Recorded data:
☆ ☆ ☆ ☆

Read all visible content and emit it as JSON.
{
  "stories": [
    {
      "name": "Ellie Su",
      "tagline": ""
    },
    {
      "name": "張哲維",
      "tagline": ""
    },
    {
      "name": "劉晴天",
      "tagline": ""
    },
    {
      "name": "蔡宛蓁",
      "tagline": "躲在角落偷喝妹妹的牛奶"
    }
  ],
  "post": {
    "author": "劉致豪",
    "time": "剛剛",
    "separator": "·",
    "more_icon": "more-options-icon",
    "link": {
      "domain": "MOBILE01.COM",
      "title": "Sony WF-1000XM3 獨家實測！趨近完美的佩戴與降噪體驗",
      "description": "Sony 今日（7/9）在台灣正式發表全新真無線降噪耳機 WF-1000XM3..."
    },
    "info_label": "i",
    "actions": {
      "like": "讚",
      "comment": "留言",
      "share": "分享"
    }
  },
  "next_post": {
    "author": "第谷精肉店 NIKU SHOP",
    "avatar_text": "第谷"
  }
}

☆ ☆ ☆ ☆

BRIEF.
From the listing above, extract every line exactly as it stands.

RESPONSE TO THE EXERCISE.
Read all visible content and emit it as JSON.
{
  "stories": [
    {
      "name": "Ellie Su",
      "tagline": ""
    },
    {
      "name": "張哲維",
      "tagline": ""
    },
    {
      "name": "劉晴天",
      "tagline": ""
    },
    {
      "name": "蔡宛蓁",
      "tagline": "躲在角落偷喝妹妹的牛奶"
    }
  ],
  "post": {
    "author": "劉致豪",
    "time": "剛剛",
    "separator": "·",
    "more_icon": "more-options-icon",
    "link": {
      "domain": "MOBILE01.COM",
      "title": "Sony WF-1000XM3 獨家實測！趨近完美的佩戴與降噪體驗",
      "description": "Sony 今日（7/9）在台灣正式發表全新真無線降噪耳機 WF-1000XM3..."
    },
    "info_label": "i",
    "actions": {
      "like": "讚",
      "comment": "留言",
      "share": "分享"
    }
  },
  "next_post": {
    "author": "第谷精肉店 NIKU SHOP",
    "avatar_text": "第谷"
  }
}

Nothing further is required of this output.